## WHAT YOU SHOULD DO
Give back each entry unchanged, minus pictures.

===== AVAILABLE RECORDS =====

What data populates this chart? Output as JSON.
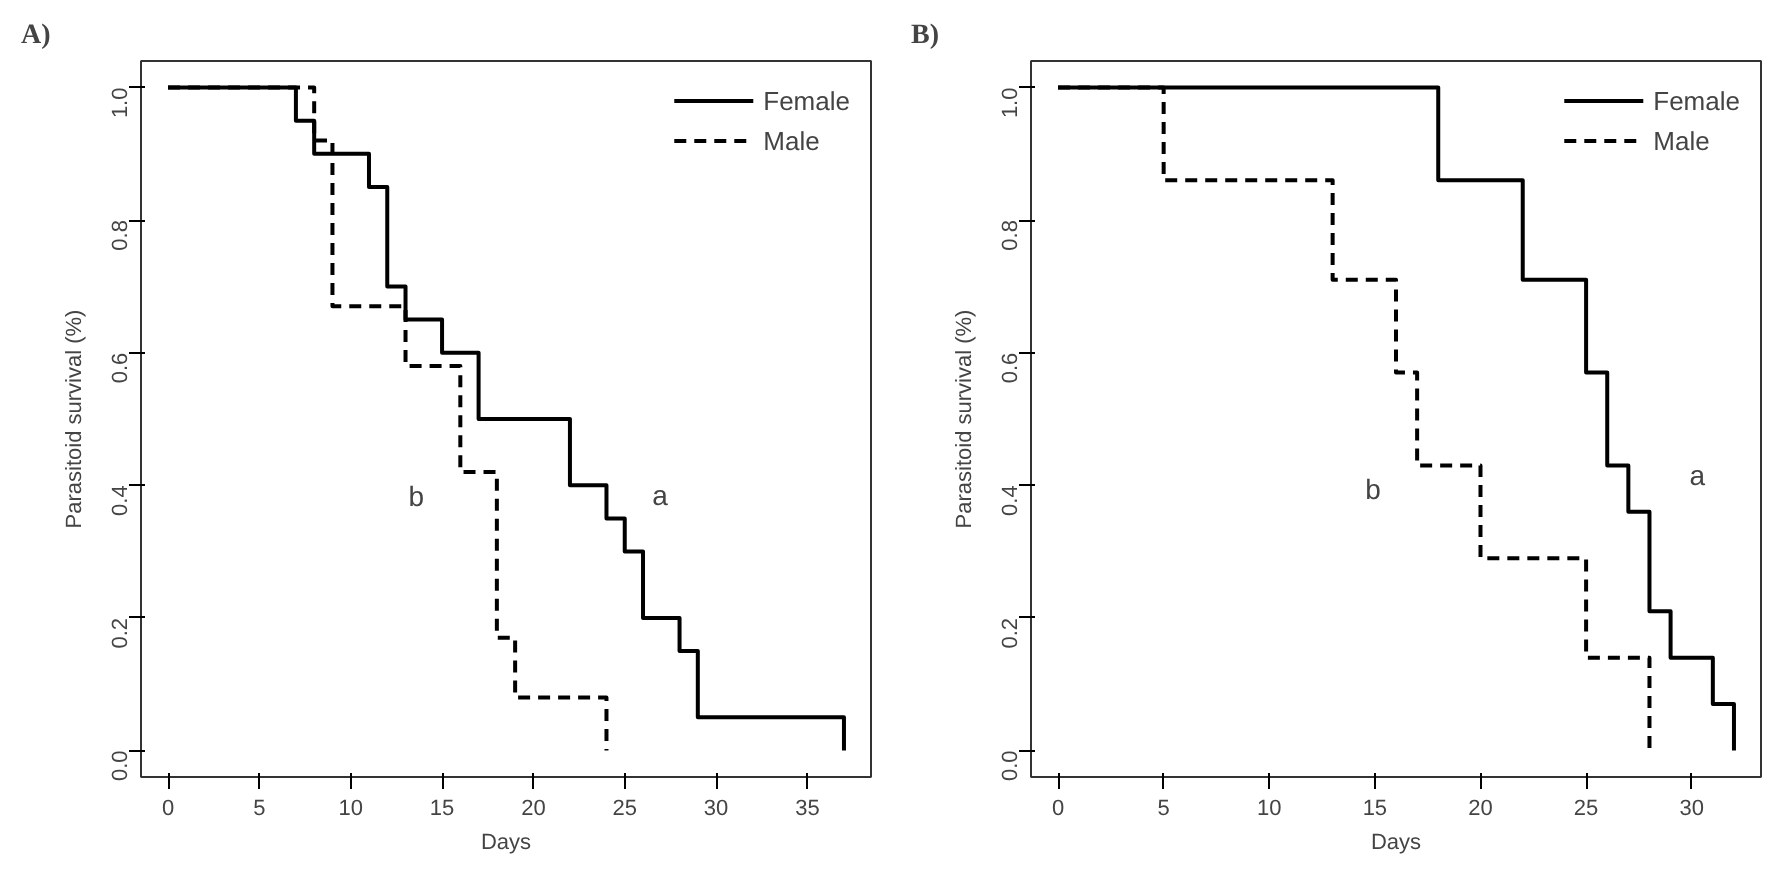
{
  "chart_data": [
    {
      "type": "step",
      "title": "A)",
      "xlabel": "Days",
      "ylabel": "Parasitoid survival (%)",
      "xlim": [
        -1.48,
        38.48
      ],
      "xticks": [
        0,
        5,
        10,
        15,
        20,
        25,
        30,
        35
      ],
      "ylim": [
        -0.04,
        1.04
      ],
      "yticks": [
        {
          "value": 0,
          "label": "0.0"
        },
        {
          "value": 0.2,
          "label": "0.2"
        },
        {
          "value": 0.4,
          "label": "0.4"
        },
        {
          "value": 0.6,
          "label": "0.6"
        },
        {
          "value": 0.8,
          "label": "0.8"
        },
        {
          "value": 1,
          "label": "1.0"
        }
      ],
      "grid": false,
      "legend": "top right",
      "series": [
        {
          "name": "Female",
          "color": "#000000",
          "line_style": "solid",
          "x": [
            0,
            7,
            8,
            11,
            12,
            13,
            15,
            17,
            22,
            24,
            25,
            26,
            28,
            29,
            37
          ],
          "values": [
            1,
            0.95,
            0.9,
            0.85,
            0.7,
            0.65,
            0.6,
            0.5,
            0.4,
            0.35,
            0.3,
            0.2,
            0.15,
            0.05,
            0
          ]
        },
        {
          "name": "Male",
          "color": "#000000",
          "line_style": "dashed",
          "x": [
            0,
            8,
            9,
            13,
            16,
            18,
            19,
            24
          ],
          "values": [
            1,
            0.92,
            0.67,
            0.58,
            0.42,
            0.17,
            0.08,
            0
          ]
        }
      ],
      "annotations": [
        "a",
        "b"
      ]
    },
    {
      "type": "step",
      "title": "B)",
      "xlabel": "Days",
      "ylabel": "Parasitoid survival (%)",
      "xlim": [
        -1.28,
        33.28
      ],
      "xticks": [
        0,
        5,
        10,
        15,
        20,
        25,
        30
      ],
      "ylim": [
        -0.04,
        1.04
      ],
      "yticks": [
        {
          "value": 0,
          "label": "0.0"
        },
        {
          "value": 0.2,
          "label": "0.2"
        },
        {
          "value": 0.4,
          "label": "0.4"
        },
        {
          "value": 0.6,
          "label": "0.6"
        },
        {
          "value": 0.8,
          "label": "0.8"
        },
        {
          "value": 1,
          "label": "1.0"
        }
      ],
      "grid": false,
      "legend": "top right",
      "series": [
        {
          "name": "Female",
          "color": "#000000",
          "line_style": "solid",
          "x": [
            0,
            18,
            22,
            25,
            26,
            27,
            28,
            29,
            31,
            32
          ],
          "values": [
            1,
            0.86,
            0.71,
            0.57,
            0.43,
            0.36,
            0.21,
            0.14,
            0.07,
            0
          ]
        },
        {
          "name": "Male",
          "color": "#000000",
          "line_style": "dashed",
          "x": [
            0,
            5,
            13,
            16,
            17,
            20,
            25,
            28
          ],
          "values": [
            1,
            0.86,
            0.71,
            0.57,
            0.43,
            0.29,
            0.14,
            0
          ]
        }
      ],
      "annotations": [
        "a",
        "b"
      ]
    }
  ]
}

=====

## EXPECTED ANSWER
What data populates this chart? Output as JSON.
{
  "chart_data": [
    {
      "type": "step",
      "title": "A)",
      "xlabel": "Days",
      "ylabel": "Parasitoid survival (%)",
      "xlim": [
        -1.48,
        38.48
      ],
      "xticks": [
        0,
        5,
        10,
        15,
        20,
        25,
        30,
        35
      ],
      "ylim": [
        -0.04,
        1.04
      ],
      "yticks": [
        {
          "value": 0,
          "label": "0.0"
        },
        {
          "value": 0.2,
          "label": "0.2"
        },
        {
          "value": 0.4,
          "label": "0.4"
        },
        {
          "value": 0.6,
          "label": "0.6"
        },
        {
          "value": 0.8,
          "label": "0.8"
        },
        {
          "value": 1,
          "label": "1.0"
        }
      ],
      "grid": false,
      "legend": "top right",
      "series": [
        {
          "name": "Female",
          "color": "#000000",
          "line_style": "solid",
          "x": [
            0,
            7,
            8,
            11,
            12,
            13,
            15,
            17,
            22,
            24,
            25,
            26,
            28,
            29,
            37
          ],
          "values": [
            1,
            0.95,
            0.9,
            0.85,
            0.7,
            0.65,
            0.6,
            0.5,
            0.4,
            0.35,
            0.3,
            0.2,
            0.15,
            0.05,
            0
          ]
        },
        {
          "name": "Male",
          "color": "#000000",
          "line_style": "dashed",
          "x": [
            0,
            8,
            9,
            13,
            16,
            18,
            19,
            24
          ],
          "values": [
            1,
            0.92,
            0.67,
            0.58,
            0.42,
            0.17,
            0.08,
            0
          ]
        }
      ],
      "annotations": [
        "a",
        "b"
      ]
    },
    {
      "type": "step",
      "title": "B)",
      "xlabel": "Days",
      "ylabel": "Parasitoid survival (%)",
      "xlim": [
        -1.28,
        33.28
      ],
      "xticks": [
        0,
        5,
        10,
        15,
        20,
        25,
        30
      ],
      "ylim": [
        -0.04,
        1.04
      ],
      "yticks": [
        {
          "value": 0,
          "label": "0.0"
        },
        {
          "value": 0.2,
          "label": "0.2"
        },
        {
          "value": 0.4,
          "label": "0.4"
        },
        {
          "value": 0.6,
          "label": "0.6"
        },
        {
          "value": 0.8,
          "label": "0.8"
        },
        {
          "value": 1,
          "label": "1.0"
        }
      ],
      "grid": false,
      "legend": "top right",
      "series": [
        {
          "name": "Female",
          "color": "#000000",
          "line_style": "solid",
          "x": [
            0,
            18,
            22,
            25,
            26,
            27,
            28,
            29,
            31,
            32
          ],
          "values": [
            1,
            0.86,
            0.71,
            0.57,
            0.43,
            0.36,
            0.21,
            0.14,
            0.07,
            0
          ]
        },
        {
          "name": "Male",
          "color": "#000000",
          "line_style": "dashed",
          "x": [
            0,
            5,
            13,
            16,
            17,
            20,
            25,
            28
          ],
          "values": [
            1,
            0.86,
            0.71,
            0.57,
            0.43,
            0.29,
            0.14,
            0
          ]
        }
      ],
      "annotations": [
        "a",
        "b"
      ]
    }
  ]
}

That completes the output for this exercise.